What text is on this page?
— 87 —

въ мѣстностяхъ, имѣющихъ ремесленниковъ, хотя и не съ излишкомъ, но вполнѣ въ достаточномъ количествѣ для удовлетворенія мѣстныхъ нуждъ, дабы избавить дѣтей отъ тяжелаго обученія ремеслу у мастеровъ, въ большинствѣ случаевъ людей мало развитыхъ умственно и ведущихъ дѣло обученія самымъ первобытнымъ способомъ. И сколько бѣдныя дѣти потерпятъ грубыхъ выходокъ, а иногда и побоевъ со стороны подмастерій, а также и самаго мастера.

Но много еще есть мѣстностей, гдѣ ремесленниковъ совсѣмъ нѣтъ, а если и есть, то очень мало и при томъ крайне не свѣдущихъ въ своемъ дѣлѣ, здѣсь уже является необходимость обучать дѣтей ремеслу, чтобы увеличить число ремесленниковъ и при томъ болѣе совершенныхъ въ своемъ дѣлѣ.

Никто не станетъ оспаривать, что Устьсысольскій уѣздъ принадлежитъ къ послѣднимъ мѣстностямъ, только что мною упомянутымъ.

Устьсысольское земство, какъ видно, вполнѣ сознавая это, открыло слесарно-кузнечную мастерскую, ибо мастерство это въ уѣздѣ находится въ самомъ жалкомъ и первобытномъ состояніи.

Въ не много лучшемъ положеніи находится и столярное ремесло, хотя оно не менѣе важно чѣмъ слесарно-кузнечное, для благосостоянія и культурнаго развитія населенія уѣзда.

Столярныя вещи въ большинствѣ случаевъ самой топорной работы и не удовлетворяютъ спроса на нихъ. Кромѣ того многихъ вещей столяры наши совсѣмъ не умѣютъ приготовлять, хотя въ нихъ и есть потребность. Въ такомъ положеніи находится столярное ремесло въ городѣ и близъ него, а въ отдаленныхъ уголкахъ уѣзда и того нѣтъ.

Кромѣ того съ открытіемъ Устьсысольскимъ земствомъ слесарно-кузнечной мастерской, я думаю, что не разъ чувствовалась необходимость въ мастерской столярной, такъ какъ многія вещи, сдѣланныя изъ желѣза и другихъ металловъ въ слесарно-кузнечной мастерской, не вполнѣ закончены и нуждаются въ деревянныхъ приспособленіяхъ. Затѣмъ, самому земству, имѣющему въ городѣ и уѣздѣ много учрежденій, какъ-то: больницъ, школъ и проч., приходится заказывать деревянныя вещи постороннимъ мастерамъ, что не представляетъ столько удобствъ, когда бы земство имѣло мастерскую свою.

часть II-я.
===============
Problem to solve =>
Repeat the listing exactly, from its first line to its last.

Answer in full =>
What text is on this page?
— 87 —

въ мѣстностяхъ, имѣющихъ ремесленниковъ, хотя и не съ излишкомъ, но вполнѣ въ достаточномъ количествѣ для удовлетворенія мѣстныхъ нуждъ, дабы избавить дѣтей отъ тяжелаго обученія ремеслу у мастеровъ, въ большинствѣ случаевъ людей мало развитыхъ умственно и ведущихъ дѣло обученія самымъ первобытнымъ способомъ. И сколько бѣдныя дѣти потерпятъ грубыхъ выходокъ, а иногда и побоевъ со стороны подмастерій, а также и самаго мастера.

Но много еще есть мѣстностей, гдѣ ремесленниковъ совсѣмъ нѣтъ, а если и есть, то очень мало и при томъ крайне не свѣдущихъ въ своемъ дѣлѣ, здѣсь уже является необходимость обучать дѣтей ремеслу, чтобы увеличить число ремесленниковъ и при томъ болѣе совершенныхъ въ своемъ дѣлѣ.

Никто не станетъ оспаривать, что Устьсысольскій уѣздъ принадлежитъ къ послѣднимъ мѣстностямъ, только что мною упомянутымъ.

Устьсысольское земство, какъ видно, вполнѣ сознавая это, открыло слесарно-кузнечную мастерскую, ибо мастерство это въ уѣздѣ находится въ самомъ жалкомъ и первобытномъ состояніи.

Въ не много лучшемъ положеніи находится и столярное ремесло, хотя оно не менѣе важно чѣмъ слесарно-кузнечное, для благосостоянія и культурнаго развитія населенія уѣзда.

Столярныя вещи въ большинствѣ случаевъ самой топорной работы и не удовлетворяютъ спроса на нихъ. Кромѣ того многихъ вещей столяры наши совсѣмъ не умѣютъ приготовлять, хотя въ нихъ и есть потребность. Въ такомъ положеніи находится столярное ремесло въ городѣ и близъ него, а въ отдаленныхъ уголкахъ уѣзда и того нѣтъ.

Кромѣ того съ открытіемъ Устьсысольскимъ земствомъ слесарно-кузнечной мастерской, я думаю, что не разъ чувствовалась необходимость въ мастерской столярной, такъ какъ многія вещи, сдѣланныя изъ желѣза и другихъ металловъ въ слесарно-кузнечной мастерской, не вполнѣ закончены и нуждаются въ деревянныхъ приспособленіяхъ. Затѣмъ, самому земству, имѣющему въ городѣ и уѣздѣ много учрежденій, какъ-то: больницъ, школъ и проч., приходится заказывать деревянныя вещи постороннимъ мастерамъ, что не представляетъ столько удобствъ, когда бы земство имѣло мастерскую свою.

часть II-я.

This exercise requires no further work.